>> begin STORED RECORDS

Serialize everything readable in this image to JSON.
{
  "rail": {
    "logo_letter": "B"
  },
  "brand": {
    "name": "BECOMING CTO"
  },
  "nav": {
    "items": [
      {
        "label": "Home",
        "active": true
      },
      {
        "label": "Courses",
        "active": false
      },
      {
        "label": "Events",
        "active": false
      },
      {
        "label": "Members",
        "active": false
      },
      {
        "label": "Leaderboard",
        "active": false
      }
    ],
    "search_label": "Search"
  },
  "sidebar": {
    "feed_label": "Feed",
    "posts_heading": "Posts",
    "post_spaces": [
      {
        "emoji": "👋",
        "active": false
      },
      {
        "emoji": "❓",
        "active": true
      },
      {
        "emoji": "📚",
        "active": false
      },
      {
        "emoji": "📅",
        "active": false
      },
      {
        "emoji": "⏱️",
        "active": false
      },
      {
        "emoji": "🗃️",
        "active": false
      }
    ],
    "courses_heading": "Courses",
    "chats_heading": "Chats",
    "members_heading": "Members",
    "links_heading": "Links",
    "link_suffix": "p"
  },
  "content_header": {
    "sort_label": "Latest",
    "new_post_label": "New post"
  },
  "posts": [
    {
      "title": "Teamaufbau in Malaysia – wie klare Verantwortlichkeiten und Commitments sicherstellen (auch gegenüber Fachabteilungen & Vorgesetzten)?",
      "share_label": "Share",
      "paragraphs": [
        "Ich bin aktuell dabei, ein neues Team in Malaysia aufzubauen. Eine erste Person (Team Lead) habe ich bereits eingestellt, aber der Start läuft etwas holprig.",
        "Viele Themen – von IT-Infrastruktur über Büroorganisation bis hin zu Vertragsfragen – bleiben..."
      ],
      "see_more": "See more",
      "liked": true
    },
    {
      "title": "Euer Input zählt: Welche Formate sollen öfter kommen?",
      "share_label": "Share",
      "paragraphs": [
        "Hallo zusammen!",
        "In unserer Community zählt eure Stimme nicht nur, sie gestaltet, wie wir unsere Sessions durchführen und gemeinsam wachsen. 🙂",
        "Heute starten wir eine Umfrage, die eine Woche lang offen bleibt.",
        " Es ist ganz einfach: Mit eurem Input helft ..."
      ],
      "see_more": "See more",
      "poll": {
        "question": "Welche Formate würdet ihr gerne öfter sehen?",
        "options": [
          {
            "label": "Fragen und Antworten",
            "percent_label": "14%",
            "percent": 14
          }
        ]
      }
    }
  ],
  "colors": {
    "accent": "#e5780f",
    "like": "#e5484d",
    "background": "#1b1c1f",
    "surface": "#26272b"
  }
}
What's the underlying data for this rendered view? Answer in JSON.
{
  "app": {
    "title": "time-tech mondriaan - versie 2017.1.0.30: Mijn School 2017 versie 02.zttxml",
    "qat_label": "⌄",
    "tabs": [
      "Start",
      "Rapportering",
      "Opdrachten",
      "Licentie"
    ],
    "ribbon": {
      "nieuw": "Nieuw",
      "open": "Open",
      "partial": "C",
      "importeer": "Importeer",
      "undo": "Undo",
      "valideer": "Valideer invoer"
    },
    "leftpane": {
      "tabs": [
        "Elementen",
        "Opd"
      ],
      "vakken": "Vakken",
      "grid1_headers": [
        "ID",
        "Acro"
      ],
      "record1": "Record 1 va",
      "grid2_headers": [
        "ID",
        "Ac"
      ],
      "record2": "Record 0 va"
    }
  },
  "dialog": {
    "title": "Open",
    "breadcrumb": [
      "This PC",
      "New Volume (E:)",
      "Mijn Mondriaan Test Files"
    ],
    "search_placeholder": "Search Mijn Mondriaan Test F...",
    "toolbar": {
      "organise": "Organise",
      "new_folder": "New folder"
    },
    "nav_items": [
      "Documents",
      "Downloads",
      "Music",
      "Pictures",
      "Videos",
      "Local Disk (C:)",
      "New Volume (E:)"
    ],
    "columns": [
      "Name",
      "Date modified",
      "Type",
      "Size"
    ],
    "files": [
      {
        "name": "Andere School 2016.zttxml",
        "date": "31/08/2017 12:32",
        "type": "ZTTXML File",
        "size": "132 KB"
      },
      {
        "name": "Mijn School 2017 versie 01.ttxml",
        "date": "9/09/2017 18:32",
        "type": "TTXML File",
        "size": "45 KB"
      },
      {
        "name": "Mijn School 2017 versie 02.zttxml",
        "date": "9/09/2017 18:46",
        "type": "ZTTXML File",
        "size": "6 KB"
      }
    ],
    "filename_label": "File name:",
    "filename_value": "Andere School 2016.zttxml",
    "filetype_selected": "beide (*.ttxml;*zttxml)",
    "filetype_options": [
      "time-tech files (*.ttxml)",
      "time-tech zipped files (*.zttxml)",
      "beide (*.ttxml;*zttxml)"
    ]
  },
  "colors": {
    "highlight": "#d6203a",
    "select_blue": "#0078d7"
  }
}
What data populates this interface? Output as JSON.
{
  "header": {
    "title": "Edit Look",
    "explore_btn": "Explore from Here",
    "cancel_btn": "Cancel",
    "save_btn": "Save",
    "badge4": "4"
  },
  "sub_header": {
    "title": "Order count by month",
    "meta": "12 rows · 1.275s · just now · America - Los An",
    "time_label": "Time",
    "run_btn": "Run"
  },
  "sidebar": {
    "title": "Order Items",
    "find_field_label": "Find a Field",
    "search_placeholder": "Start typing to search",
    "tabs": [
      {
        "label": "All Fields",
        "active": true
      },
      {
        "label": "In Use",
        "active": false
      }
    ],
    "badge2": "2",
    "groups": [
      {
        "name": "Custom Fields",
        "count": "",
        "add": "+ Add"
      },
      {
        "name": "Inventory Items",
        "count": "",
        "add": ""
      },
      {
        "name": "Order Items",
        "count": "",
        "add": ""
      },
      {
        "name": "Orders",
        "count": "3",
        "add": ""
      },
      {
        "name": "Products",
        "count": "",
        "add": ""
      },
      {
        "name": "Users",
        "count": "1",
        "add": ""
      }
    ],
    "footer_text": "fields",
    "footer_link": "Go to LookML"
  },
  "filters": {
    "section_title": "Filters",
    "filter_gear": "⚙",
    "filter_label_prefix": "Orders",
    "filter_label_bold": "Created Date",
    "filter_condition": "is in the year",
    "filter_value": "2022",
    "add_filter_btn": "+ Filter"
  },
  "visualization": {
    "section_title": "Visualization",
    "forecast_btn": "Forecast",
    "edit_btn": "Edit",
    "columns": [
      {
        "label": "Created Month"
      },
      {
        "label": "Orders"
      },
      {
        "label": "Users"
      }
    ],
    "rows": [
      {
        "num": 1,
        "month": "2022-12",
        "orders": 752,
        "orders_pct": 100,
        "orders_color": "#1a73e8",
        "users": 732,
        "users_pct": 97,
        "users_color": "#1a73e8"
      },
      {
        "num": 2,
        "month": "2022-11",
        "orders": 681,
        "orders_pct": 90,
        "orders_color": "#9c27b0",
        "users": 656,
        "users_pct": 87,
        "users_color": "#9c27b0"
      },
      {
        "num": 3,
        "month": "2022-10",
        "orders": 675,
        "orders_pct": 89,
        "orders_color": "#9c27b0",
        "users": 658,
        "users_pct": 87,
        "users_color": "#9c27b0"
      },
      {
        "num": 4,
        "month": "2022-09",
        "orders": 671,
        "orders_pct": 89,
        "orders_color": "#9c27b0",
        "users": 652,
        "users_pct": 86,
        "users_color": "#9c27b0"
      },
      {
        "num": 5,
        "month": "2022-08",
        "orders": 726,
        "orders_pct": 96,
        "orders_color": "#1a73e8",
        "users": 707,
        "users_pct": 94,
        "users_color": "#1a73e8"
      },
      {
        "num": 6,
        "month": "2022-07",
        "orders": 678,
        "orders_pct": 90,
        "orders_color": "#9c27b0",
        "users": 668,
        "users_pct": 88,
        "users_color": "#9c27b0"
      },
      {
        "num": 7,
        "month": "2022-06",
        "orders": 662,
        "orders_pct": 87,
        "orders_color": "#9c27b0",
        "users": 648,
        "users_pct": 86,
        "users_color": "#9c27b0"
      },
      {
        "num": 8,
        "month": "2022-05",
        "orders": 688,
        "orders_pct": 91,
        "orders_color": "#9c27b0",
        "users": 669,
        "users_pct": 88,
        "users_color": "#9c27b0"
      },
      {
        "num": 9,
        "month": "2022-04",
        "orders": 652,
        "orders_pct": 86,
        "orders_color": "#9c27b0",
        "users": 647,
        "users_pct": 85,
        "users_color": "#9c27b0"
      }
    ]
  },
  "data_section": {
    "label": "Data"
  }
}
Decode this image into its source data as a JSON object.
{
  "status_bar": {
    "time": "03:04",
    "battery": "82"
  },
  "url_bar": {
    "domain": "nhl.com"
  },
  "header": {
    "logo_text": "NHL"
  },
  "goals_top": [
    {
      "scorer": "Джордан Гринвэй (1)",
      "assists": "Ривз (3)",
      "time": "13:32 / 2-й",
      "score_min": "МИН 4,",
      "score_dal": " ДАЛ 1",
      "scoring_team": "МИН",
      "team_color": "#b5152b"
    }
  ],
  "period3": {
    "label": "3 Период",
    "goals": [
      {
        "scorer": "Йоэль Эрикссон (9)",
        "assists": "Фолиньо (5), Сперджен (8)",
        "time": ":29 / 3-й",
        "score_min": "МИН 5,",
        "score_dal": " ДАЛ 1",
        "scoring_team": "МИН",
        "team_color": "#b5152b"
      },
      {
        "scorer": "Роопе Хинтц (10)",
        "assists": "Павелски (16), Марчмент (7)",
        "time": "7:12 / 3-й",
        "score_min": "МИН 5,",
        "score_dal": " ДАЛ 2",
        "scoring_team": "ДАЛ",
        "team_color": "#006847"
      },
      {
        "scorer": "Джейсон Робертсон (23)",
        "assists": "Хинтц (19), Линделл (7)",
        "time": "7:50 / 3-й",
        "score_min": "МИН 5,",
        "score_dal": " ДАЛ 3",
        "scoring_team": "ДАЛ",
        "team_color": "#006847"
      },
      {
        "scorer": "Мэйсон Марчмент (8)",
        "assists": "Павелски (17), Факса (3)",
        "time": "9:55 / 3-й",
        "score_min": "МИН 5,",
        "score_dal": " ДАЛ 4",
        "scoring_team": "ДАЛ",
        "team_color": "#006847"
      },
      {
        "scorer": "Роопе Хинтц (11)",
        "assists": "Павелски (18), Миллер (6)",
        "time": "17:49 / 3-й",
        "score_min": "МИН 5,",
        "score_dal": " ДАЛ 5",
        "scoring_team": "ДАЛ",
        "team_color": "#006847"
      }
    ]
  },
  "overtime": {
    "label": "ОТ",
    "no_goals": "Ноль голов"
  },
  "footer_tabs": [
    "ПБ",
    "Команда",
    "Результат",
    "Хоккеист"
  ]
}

>> end STORED RECORDS

■ **STATED EXERCISE**:
Output exactly the lines between the one containing "Decode this image" and the final line above, both inclusive.

■ **RESULT OF THIS EXERCISE**:
Decode this image into its source data as a JSON object.
{
  "status_bar": {
    "time": "03:04",
    "battery": "82"
  },
  "url_bar": {
    "domain": "nhl.com"
  },
  "header": {
    "logo_text": "NHL"
  },
  "goals_top": [
    {
      "scorer": "Джордан Гринвэй (1)",
      "assists": "Ривз (3)",
      "time": "13:32 / 2-й",
      "score_min": "МИН 4,",
      "score_dal": " ДАЛ 1",
      "scoring_team": "МИН",
      "team_color": "#b5152b"
    }
  ],
  "period3": {
    "label": "3 Период",
    "goals": [
      {
        "scorer": "Йоэль Эрикссон (9)",
        "assists": "Фолиньо (5), Сперджен (8)",
        "time": ":29 / 3-й",
        "score_min": "МИН 5,",
        "score_dal": " ДАЛ 1",
        "scoring_team": "МИН",
        "team_color": "#b5152b"
      },
      {
        "scorer": "Роопе Хинтц (10)",
        "assists": "Павелски (16), Марчмент (7)",
        "time": "7:12 / 3-й",
        "score_min": "МИН 5,",
        "score_dal": " ДАЛ 2",
        "scoring_team": "ДАЛ",
        "team_color": "#006847"
      },
      {
        "scorer": "Джейсон Робертсон (23)",
        "assists": "Хинтц (19), Линделл (7)",
        "time": "7:50 / 3-й",
        "score_min": "МИН 5,",
        "score_dal": " ДАЛ 3",
        "scoring_team": "ДАЛ",
        "team_color": "#006847"
      },
      {
        "scorer": "Мэйсон Марчмент (8)",
        "assists": "Павелски (17), Факса (3)",
        "time": "9:55 / 3-й",
        "score_min": "МИН 5,",
        "score_dal": " ДАЛ 4",
        "scoring_team": "ДАЛ",
        "team_color": "#006847"
      },
      {
        "scorer": "Роопе Хинтц (11)",
        "assists": "Павелски (18), Миллер (6)",
        "time": "17:49 / 3-й",
        "score_min": "МИН 5,",
        "score_dal": " ДАЛ 5",
        "scoring_team": "ДАЛ",
        "team_color": "#006847"
      }
    ]
  },
  "overtime": {
    "label": "ОТ",
    "no_goals": "Ноль голов"
  },
  "footer_tabs": [
    "ПБ",
    "Команда",
    "Результат",
    "Хоккеист"
  ]
}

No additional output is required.